▸ **TASK INSTRUCTIONS**: Extract all lines that hold the string "الكتاب".

▸ **RECORDS FOR THE EXERCISE**:

## start

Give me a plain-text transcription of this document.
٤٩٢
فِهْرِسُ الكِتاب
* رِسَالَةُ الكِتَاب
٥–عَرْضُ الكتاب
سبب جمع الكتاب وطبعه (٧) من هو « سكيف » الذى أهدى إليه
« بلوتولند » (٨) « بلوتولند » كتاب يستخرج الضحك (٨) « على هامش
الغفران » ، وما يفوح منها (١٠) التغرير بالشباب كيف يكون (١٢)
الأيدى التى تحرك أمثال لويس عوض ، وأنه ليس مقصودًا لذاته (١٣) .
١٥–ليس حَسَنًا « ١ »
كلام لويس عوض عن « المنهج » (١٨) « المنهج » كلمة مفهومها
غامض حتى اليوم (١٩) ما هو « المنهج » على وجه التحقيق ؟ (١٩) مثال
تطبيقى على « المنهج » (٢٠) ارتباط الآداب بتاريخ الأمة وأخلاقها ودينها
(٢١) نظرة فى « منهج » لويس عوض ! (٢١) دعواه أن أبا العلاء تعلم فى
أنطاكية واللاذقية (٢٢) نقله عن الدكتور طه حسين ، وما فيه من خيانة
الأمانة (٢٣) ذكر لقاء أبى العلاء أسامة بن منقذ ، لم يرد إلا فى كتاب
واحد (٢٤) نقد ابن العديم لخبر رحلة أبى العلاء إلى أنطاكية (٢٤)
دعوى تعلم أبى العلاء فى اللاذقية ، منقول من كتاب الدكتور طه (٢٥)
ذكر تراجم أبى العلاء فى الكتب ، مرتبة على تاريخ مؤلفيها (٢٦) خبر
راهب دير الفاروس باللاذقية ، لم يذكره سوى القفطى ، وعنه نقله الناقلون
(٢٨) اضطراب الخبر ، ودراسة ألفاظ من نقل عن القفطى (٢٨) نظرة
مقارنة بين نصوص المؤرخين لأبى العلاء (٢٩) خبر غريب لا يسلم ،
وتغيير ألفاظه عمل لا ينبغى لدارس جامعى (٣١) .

## end

▸ **SOLUTION TO THIS EXERCISE**:
٥–عَرْضُ الكتاب
سبب جمع الكتاب وطبعه (٧) من هو « سكيف » الذى أهدى إليه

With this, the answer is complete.